What is needed: Among the entries below, find the lines with "sagði" and copy them.

— Start Records to process —

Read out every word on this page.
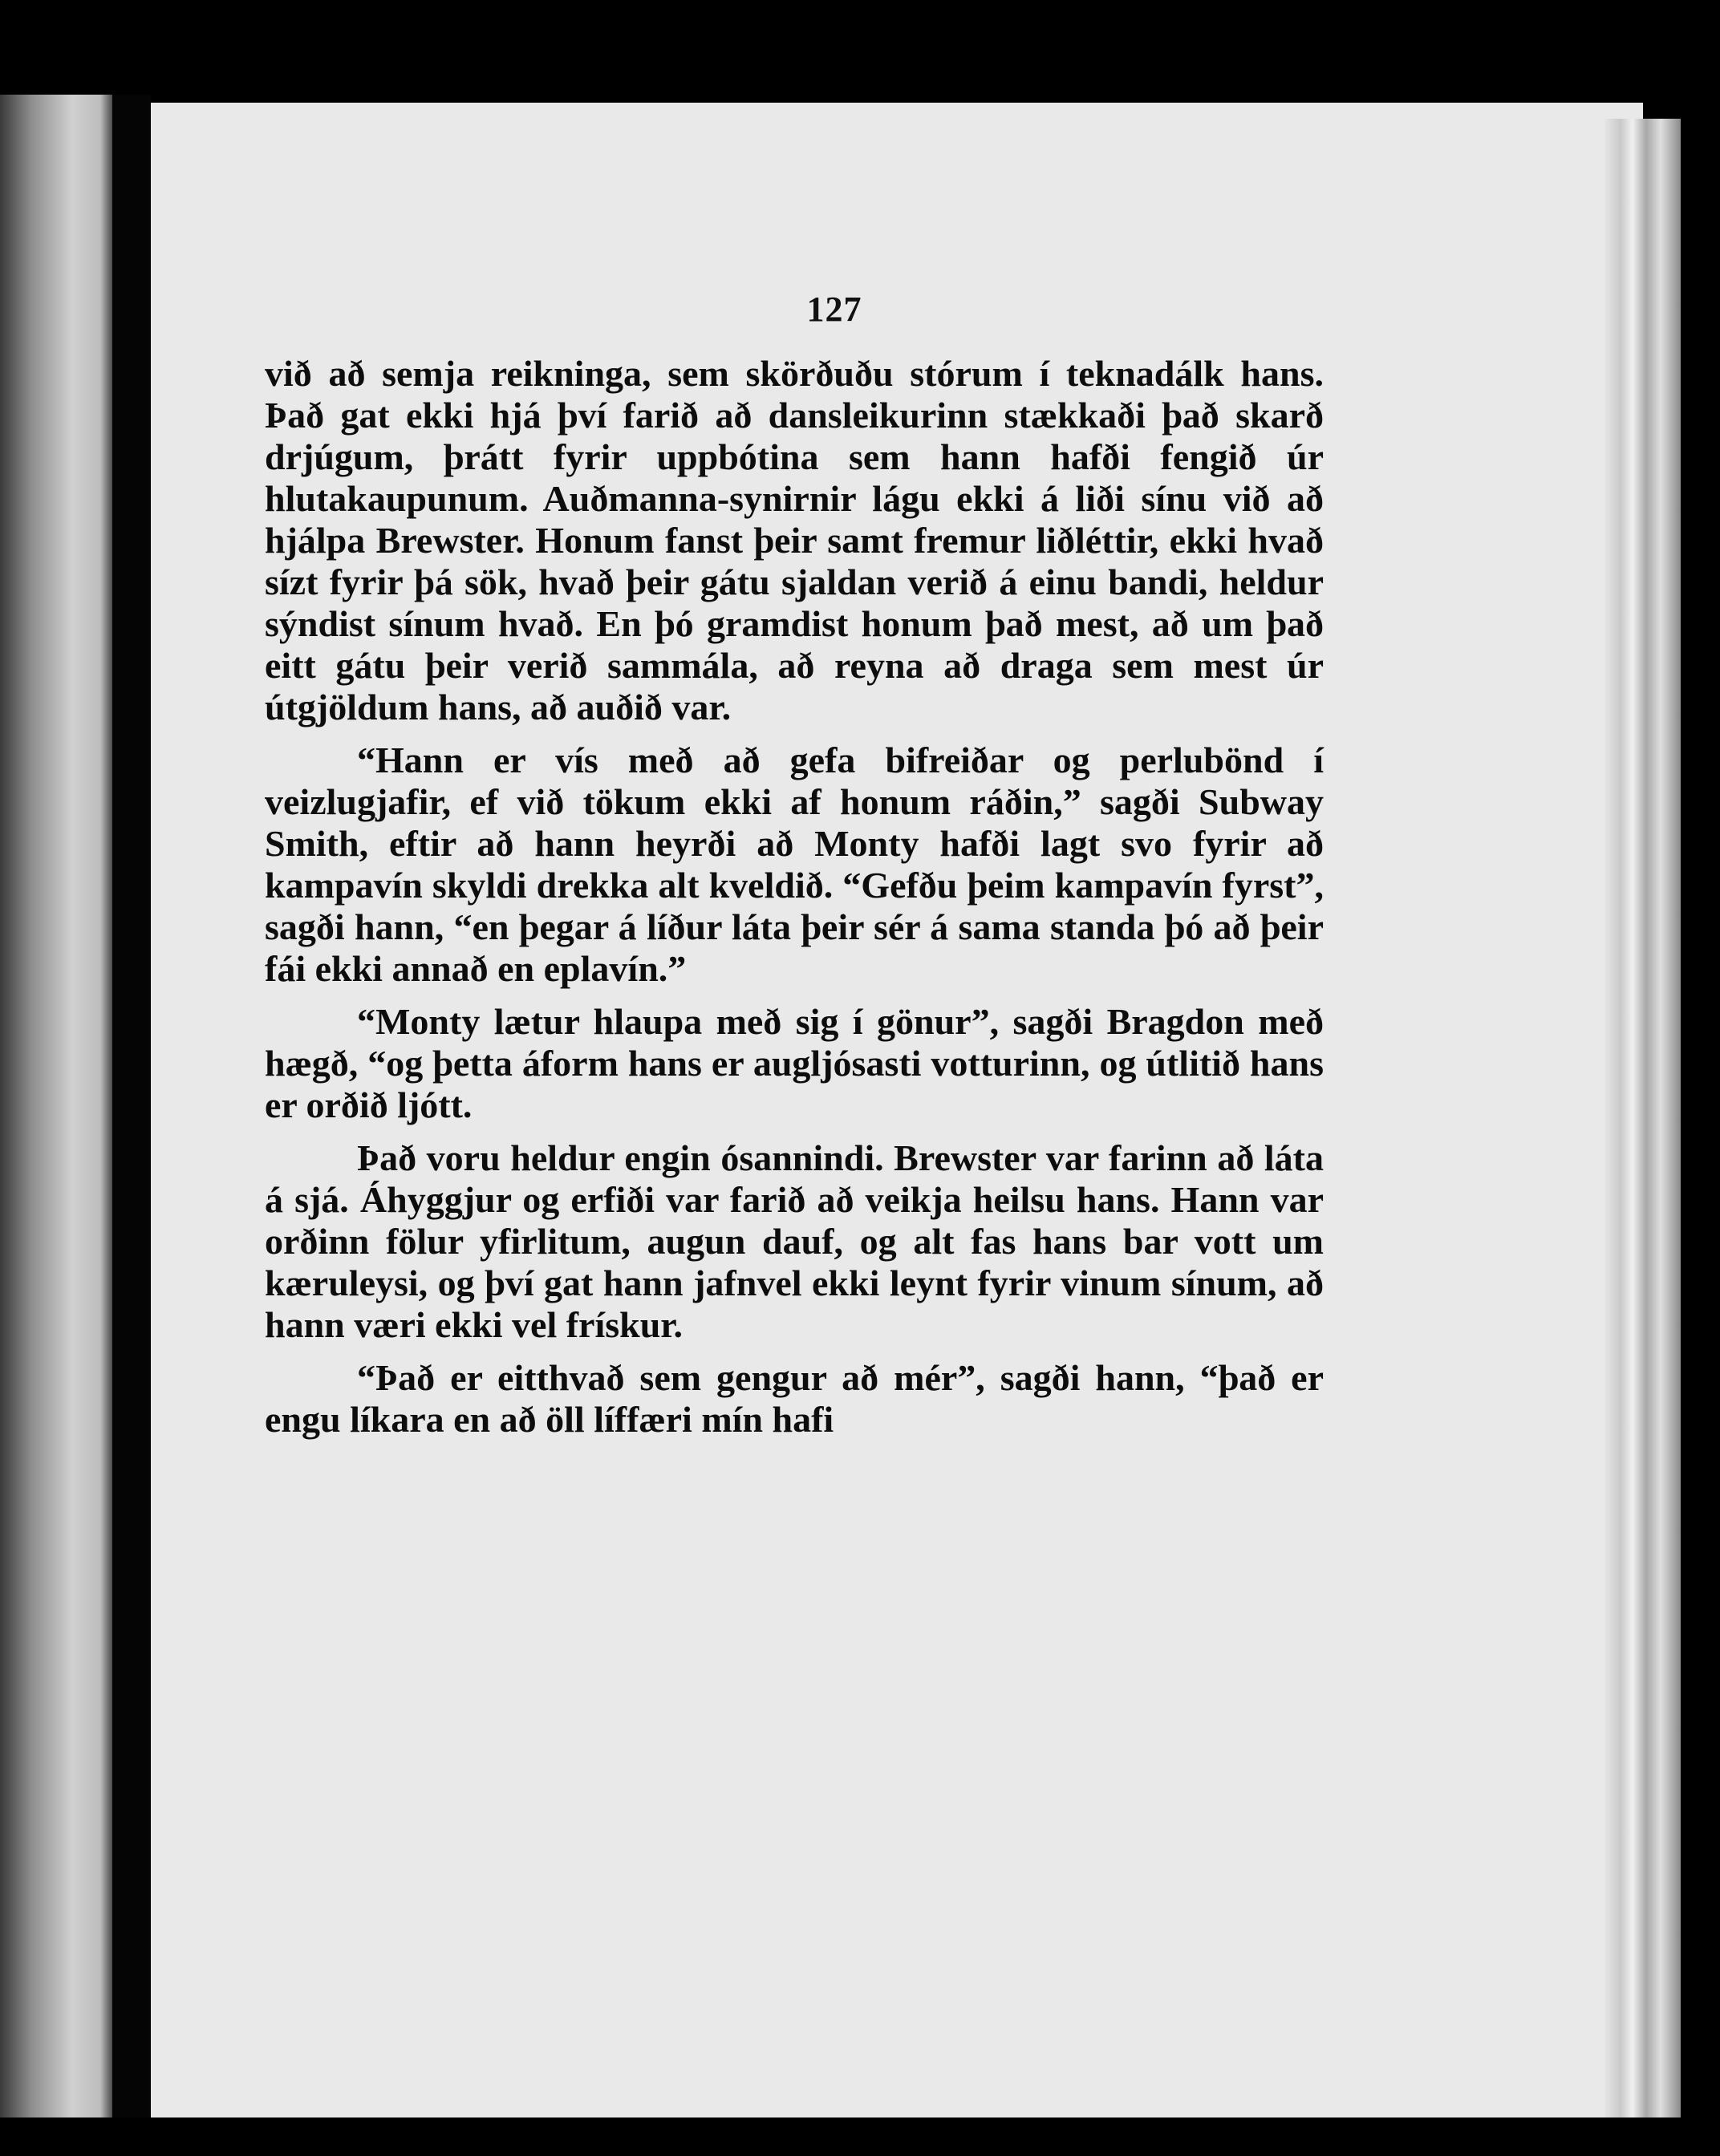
127

við að semja reikninga, sem skörðuðu stórum í teknadálk hans. Það gat ekki hjá því farið að dansleikurinn stækkaði það skarð drjúgum, þrátt fyrir uppbótina sem hann hafði fengið úr hlutakaupunum. Auðmanna-synirnir lágu ekki á liði sínu við að hjálpa Brewster. Honum fanst þeir samt fremur liðléttir, ekki hvað sízt fyrir þá sök, hvað þeir gátu sjaldan verið á einu bandi, heldur sýndist sínum hvað. En þó gramdist honum það mest, að um það eitt gátu þeir verið sammála, að reyna að draga sem mest úr útgjöldum hans, að auðið var.

“Hann er vís með að gefa bifreiðar og perlubönd í veizlugjafir, ef við tökum ekki af honum ráðin,” sagði Subway Smith, eftir að hann heyrði að Monty hafði lagt svo fyrir að kampavín skyldi drekka alt kveldið. “Gefðu þeim kampavín fyrst”, sagði hann, “en þegar á líður láta þeir sér á sama standa þó að þeir fái ekki annað en eplavín.”

“Monty lætur hlaupa með sig í gönur”, sagði Bragdon með hægð, “og þetta áform hans er augljósasti votturinn, og útlitið hans er orðið ljótt.

Það voru heldur engin ósannindi. Brewster var farinn að láta á sjá. Áhyggjur og erfiði var farið að veikja heilsu hans. Hann var orðinn fölur yfirlitum, augun dauf, og alt fas hans bar vott um kæruleysi, og því gat hann jafnvel ekki leynt fyrir vinum sínum, að hann væri ekki vel frískur.

“Það er eitthvað sem gengur að mér”, sagði hann, “það er engu líkara en að öll líffæri mín hafi
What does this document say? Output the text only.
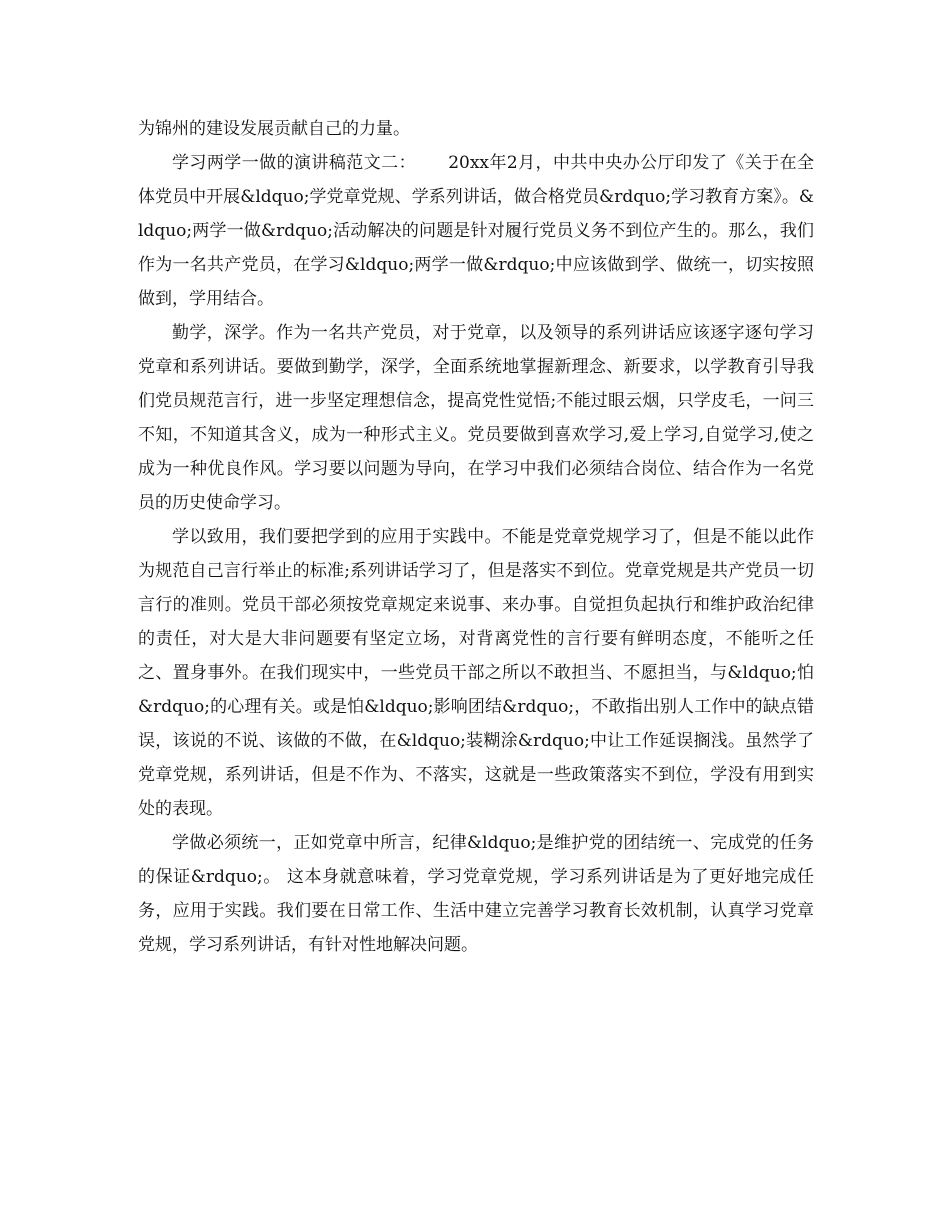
为锦州的建设发展贡献自己的力量。

学习两学一做的演讲稿范文二：　　 20xx年2月，中共中央办公厅印发了《关于在全体党员中开展&ldquo;学党章党规、学系列讲话，做合格党员&rdquo;学习教育方案》。&ldquo;两学一做&rdquo;活动解决的问题是针对履行党员义务不到位产生的。那么，我们作为一名共产党员，在学习&ldquo;两学一做&rdquo;中应该做到学、做统一，切实按照做到，学用结合。

勤学，深学。作为一名共产党员，对于党章，以及领导的系列讲话应该逐字逐句学习党章和系列讲话。要做到勤学，深学，全面系统地掌握新理念、新要求，以学教育引导我们党员规范言行，进一步坚定理想信念，提高党性觉悟;不能过眼云烟，只学皮毛，一问三不知，不知道其含义，成为一种形式主义。党员要做到喜欢学习,爱上学习,自觉学习,使之成为一种优良作风。学习要以问题为导向，在学习中我们必须结合岗位、结合作为一名党员的历史使命学习。

学以致用，我们要把学到的应用于实践中。不能是党章党规学习了，但是不能以此作为规范自己言行举止的标准;系列讲话学习了，但是落实不到位。党章党规是共产党员一切言行的准则。党员干部必须按党章规定来说事、来办事。自觉担负起执行和维护政治纪律的责任，对大是大非问题要有坚定立场，对背离党性的言行要有鲜明态度，不能听之任之、置身事外。在我们现实中，一些党员干部之所以不敢担当、不愿担当，与&ldquo;怕&rdquo;的心理有关。或是怕&ldquo;影响团结&rdquo;，不敢指出别人工作中的缺点错误，该说的不说、该做的不做，在&ldquo;装糊涂&rdquo;中让工作延误搁浅。虽然学了党章党规，系列讲话，但是不作为、不落实，这就是一些政策落实不到位，学没有用到实处的表现。

学做必须统一，正如党章中所言，纪律&ldquo;是维护党的团结统一、完成党的任务的保证&rdquo;。 这本身就意味着，学习党章党规，学习系列讲话是为了更好地完成任务，应用于实践。我们要在日常工作、生活中建立完善学习教育长效机制，认真学习党章党规，学习系列讲话，有针对性地解决问题。
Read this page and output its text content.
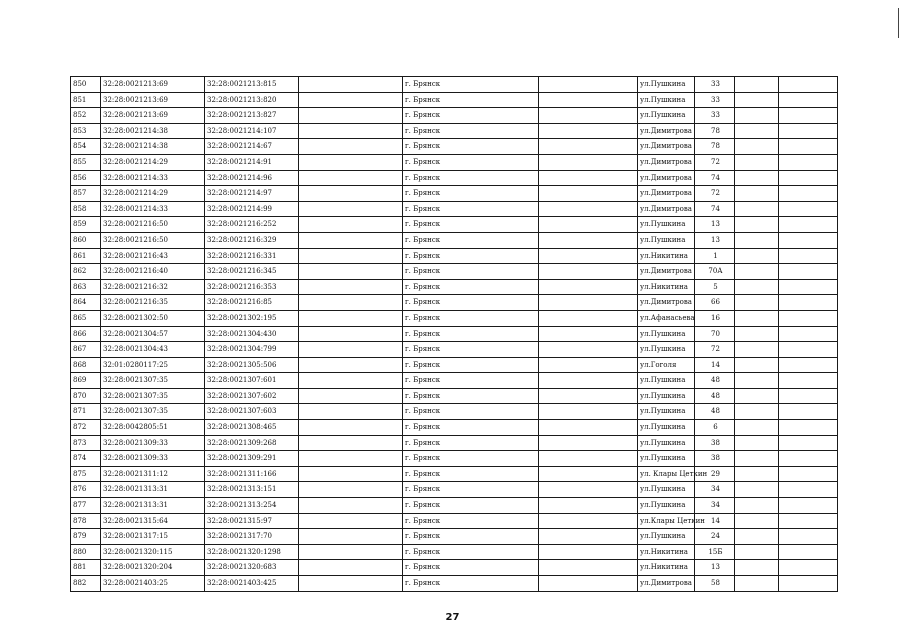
850	32:28:0021213:69	32:28:0021213:815		г. Брянск		ул.Пушкина	33			
851	32:28:0021213:69	32:28:0021213:820		г. Брянск		ул.Пушкина	33			
852	32:28:0021213:69	32:28:0021213:827		г. Брянск		ул.Пушкина	33			
853	32:28:0021214:38	32:28:0021214:107		г. Брянск		ул.Димитрова	78			
854	32:28:0021214:38	32:28:0021214:67		г. Брянск		ул.Димитрова	78			
855	32:28:0021214:29	32:28:0021214:91		г. Брянск		ул.Димитрова	72			
856	32:28:0021214:33	32:28:0021214:96		г. Брянск		ул.Димитрова	74			
857	32:28:0021214:29	32:28:0021214:97		г. Брянск		ул.Димитрова	72			
858	32:28:0021214:33	32:28:0021214:99		г. Брянск		ул.Димитрова	74			
859	32:28:0021216:50	32:28:0021216:252		г. Брянск		ул.Пушкина	13			
860	32:28:0021216:50	32:28:0021216:329		г. Брянск		ул.Пушкина	13			
861	32:28:0021216:43	32:28:0021216:331		г. Брянск		ул.Никитина	1			
862	32:28:0021216:40	32:28:0021216:345		г. Брянск		ул.Димитрова	70А			
863	32:28:0021216:32	32:28:0021216:353		г. Брянск		ул.Никитина	5			
864	32:28:0021216:35	32:28:0021216:85		г. Брянск		ул.Димитрова	66			
865	32:28:0021302:50	32:28:0021302:195		г. Брянск		ул.Афанасьева	16			
866	32:28:0021304:57	32:28:0021304:430		г. Брянск		ул.Пушкина	70			
867	32:28:0021304:43	32:28:0021304:799		г. Брянск		ул.Пушкина	72			
868	32:01:0280117:25	32:28:0021305:506		г. Брянск		ул.Гоголя	14			
869	32:28:0021307:35	32:28:0021307:601		г. Брянск		ул.Пушкина	48			
870	32:28:0021307:35	32:28:0021307:602		г. Брянск		ул.Пушкина	48			
871	32:28:0021307:35	32:28:0021307:603		г. Брянск		ул.Пушкина	48			
872	32:28:0042805:51	32:28:0021308:465		г. Брянск		ул.Пушкина	6			
873	32:28:0021309:33	32:28:0021309:268		г. Брянск		ул.Пушкина	38			
874	32:28:0021309:33	32:28:0021309:291		г. Брянск		ул.Пушкина	38			
875	32:28:0021311:12	32:28:0021311:166		г. Брянск		ул. Клары Цеткин	29			
876	32:28:0021313:31	32:28:0021313:151		г. Брянск		ул.Пушкина	34			
877	32:28:0021313:31	32:28:0021313:254		г. Брянск		ул.Пушкина	34			
878	32:28:0021315:64	32:28:0021315:97		г. Брянск		ул.Клары Цеткин	14			
879	32:28:0021317:15	32:28:0021317:70		г. Брянск		ул.Пушкина	24			
880	32:28:0021320:115	32:28:0021320:1298		г. Брянск		ул.Никитина	15Б			
881	32:28:0021320:204	32:28:0021320:683		г. Брянск		ул.Никитина	13			
882	32:28:0021403:25	32:28:0021403:425		г. Брянск		ул.Димитрова	58			
27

— End Records to process —

Written solution:
“Hann er vís með að gefa bifreiðar og perlubönd í veizlugjafir, ef við tökum ekki af honum ráðin,” sagði Subway Smith, eftir að hann heyrði að Monty hafði lagt svo fyrir að kampavín skyldi drekka alt kveldið. “Gefðu þeim kampavín fyrst”, sagði hann, “en þegar á líður láta þeir sér á sama standa þó að þeir fái ekki annað en eplavín.”
“Monty lætur hlaupa með sig í gönur”, sagði Bragdon með hægð, “og þetta áform hans er augljósasti votturinn, og útlitið hans er orðið ljótt.
“Það er eitthvað sem gengur að mér”, sagði hann, “það er engu líkara en að öll líffæri mín hafi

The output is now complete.